Your task> List every line below containing "контролируемой".

[Start]

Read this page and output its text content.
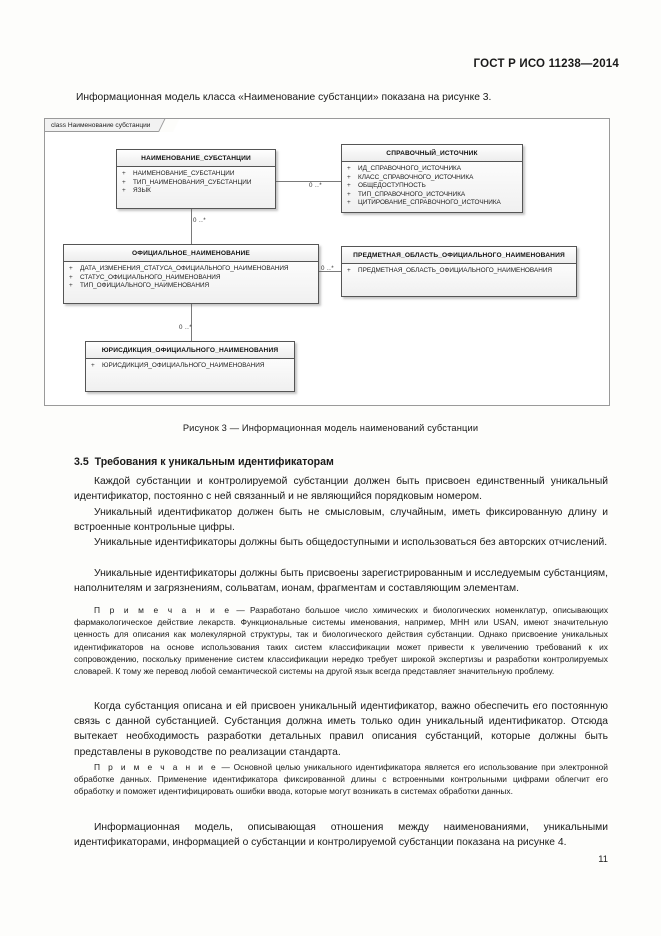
ГОСТ Р ИСО 11238—2014
Информационная модель класса «Наименование субстанции» показана на рисунке 3.
class Наименование субстанции
0 ..*
0 ..*
0 ..*
0 ..*
НАИМЕНОВАНИЕ_СУБСТАНЦИИ
+ НАИМЕНОВАНИЕ_СУБСТАНЦИИ
+ ТИП_НАИМЕНОВАНИЯ_СУБСТАНЦИИ
+ ЯЗЫК
СПРАВОЧНЫЙ_ИСТОЧНИК
+ ИД_СПРАВОЧНОГО_ИСТОЧНИКА
+ КЛАСС_СПРАВОЧНОГО_ИСТОЧНИКА
+ ОБЩЕДОСТУПНОСТЬ
+ ТИП_СПРАВОЧНОГО_ИСТОЧНИКА
+ ЦИТИРОВАНИЕ_СПРАВОЧНОГО_ИСТОЧНИКА
ОФИЦИАЛЬНОЕ_НАИМЕНОВАНИЕ
+ ДАТА_ИЗМЕНЕНИЯ_СТАТУСА_ОФИЦИАЛЬНОГО_НАИМЕНОВАНИЯ
+ СТАТУС_ОФИЦИАЛЬНОГО_НАИМЕНОВАНИЯ
+ ТИП_ОФИЦИАЛЬНОГО_НАИМЕНОВАНИЯ
ПРЕДМЕТНАЯ_ОБЛАСТЬ_ОФИЦИАЛЬНОГО_НАИМЕНОВАНИЯ
+ ПРЕДМЕТНАЯ_ОБЛАСТЬ_ОФИЦИАЛЬНОГО_НАИМЕНОВАНИЯ
ЮРИСДИКЦИЯ_ОФИЦИАЛЬНОГО_НАИМЕНОВАНИЯ
+ ЮРИСДИКЦИЯ_ОФИЦИАЛЬНОГО_НАИМЕНОВАНИЯ
Рисунок 3 — Информационная модель наименований субстанции
3.5 Требования к уникальным идентификаторам

Каждой субстанции и контролируемой субстанции должен быть присвоен единственный уникальный идентификатор, постоянно с ней связанный и не являющийся порядковым номером.

Уникальный идентификатор должен быть не смысловым, случайным, иметь фиксированную длину и встроенные контрольные цифры.

Уникальные идентификаторы должны быть общедоступными и использоваться без авторских отчислений.

Уникальные идентификаторы должны быть присвоены зарегистрированным и исследуемым субстанциям, наполнителям и загрязнениям, сольватам, ионам, фрагментам и составляющим элементам.

П р и м е ч а н и е — Разработано большое число химических и биологических номенклатур, описывающих фармакологическое действие лекарств. Функциональные системы именования, например, МНН или USAN, имеют значительную ценность для описания как молекулярной структуры, так и биологического действия субстанции. Однако присвоение уникальных идентификаторов на основе использования таких систем классификации может привести к увеличению требований к их сопровождению, поскольку применение систем классификации нередко требует широкой экспертизы и разработки контролируемых словарей. К тому же перевод любой семантической системы на другой язык всегда представляет значительную проблему.

Когда субстанция описана и ей присвоен уникальный идентификатор, важно обеспечить его постоянную связь с данной субстанцией. Субстанция должна иметь только один уникальный идентификатор. Отсюда вытекает необходимость разработки детальных правил описания субстанций, которые должны быть представлены в руководстве по реализации стандарта.

П р и м е ч а н и е — Основной целью уникального идентификатора является его использование при электронной обработке данных. Применение идентификатора фиксированной длины с встроенными контрольными цифрами облегчит его обработку и поможет идентифицировать ошибки ввода, которые могут возникать в системах обработки данных.

Информационная модель, описывающая отношения между наименованиями, уникальными идентификаторами, информацией о субстанции и контролируемой субстанции показана на рисунке 4.

11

[End]

Completed exercise>
Каждой субстанции и контролируемой субстанции должен быть присвоен единственный уникальный идентификатор, постоянно с ней связанный и не являющийся порядковым номером.
Информационная модель, описывающая отношения между наименованиями, уникальными идентификаторами, информацией о субстанции и контролируемой субстанции показана на рисунке 4.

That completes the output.